Work to complete:
Gather up every line that includes the string "subtitle".

[Stored items]
>> Begin

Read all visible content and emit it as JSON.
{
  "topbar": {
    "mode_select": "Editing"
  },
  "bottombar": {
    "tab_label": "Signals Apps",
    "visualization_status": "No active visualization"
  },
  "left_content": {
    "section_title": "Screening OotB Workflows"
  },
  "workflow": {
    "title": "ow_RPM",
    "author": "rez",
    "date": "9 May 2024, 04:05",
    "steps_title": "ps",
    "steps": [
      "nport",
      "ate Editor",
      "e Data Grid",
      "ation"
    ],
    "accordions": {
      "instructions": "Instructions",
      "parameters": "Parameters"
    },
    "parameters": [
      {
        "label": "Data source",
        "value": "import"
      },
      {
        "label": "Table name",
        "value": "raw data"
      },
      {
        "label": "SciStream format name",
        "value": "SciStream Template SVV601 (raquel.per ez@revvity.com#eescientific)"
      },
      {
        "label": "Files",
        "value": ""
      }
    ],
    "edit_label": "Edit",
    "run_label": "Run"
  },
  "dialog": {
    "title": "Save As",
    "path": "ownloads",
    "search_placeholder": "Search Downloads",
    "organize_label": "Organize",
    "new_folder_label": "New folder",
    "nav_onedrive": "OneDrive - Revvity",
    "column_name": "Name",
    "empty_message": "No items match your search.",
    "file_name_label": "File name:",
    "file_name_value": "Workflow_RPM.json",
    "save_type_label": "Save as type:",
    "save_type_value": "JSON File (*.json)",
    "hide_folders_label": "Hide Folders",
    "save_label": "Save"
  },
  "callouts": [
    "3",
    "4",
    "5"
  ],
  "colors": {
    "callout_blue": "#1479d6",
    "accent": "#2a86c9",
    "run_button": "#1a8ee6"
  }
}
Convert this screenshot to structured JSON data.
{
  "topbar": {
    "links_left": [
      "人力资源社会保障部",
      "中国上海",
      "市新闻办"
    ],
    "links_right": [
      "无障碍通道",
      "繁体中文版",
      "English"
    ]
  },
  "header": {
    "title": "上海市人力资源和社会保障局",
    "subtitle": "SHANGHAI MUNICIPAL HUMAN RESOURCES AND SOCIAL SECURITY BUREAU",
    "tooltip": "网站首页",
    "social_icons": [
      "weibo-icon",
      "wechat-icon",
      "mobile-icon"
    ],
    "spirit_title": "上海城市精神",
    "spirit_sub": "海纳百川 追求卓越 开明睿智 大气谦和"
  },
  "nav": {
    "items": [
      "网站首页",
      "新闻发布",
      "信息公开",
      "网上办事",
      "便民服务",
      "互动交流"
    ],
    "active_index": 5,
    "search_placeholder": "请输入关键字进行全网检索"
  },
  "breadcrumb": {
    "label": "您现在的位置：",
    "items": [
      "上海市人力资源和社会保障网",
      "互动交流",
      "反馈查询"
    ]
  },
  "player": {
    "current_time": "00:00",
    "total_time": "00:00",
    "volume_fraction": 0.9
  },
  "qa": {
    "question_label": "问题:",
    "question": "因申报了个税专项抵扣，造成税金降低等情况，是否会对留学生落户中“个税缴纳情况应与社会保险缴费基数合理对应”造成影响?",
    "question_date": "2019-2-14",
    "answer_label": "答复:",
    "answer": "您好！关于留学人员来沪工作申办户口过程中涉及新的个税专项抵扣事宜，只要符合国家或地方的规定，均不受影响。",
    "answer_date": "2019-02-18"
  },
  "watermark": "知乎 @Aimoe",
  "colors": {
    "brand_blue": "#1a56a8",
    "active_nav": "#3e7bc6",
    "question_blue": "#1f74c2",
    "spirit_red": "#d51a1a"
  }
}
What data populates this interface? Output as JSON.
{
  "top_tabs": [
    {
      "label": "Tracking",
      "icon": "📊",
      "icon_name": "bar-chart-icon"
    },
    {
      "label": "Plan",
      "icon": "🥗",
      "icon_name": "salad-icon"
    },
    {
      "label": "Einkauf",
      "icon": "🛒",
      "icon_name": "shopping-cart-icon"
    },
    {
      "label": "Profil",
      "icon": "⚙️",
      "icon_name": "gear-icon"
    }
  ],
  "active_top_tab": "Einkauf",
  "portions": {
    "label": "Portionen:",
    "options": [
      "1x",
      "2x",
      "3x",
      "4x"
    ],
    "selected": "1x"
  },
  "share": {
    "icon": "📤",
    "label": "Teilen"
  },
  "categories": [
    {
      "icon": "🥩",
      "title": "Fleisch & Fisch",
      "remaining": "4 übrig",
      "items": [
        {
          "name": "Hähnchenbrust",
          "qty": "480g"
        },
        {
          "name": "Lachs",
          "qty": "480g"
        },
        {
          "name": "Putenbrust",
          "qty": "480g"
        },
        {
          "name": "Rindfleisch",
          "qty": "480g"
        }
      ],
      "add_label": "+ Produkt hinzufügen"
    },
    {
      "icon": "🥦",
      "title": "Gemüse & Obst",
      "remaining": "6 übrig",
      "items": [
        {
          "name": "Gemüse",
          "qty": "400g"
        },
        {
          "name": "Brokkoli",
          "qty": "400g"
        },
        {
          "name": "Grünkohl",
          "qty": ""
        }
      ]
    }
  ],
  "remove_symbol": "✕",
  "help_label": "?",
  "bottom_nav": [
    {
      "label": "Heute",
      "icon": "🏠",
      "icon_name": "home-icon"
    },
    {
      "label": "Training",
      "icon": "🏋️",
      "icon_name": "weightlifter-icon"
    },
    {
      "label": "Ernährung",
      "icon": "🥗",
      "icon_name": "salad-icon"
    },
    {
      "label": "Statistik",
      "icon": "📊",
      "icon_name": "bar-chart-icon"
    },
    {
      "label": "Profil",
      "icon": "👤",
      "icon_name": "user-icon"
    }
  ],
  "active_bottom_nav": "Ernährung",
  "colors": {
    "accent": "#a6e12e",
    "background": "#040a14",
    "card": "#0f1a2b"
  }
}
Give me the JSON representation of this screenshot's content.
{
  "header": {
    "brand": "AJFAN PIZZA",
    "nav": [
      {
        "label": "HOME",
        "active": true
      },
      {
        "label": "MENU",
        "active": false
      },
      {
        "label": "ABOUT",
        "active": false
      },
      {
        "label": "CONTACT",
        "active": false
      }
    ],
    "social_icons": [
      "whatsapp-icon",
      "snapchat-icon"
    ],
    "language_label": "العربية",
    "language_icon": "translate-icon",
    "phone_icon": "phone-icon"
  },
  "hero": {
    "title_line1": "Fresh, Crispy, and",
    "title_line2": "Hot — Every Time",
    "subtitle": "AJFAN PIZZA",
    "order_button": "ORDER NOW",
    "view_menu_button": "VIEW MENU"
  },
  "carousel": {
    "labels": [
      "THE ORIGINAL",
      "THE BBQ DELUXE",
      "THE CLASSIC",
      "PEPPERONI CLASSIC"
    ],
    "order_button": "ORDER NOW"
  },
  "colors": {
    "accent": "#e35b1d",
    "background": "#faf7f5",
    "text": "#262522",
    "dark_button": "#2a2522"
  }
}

>> End

Answer in full:
    "subtitle": "SHANGHAI MUNICIPAL HUMAN RESOURCES AND SOCIAL SECURITY BUREAU",
    "subtitle": "AJFAN PIZZA",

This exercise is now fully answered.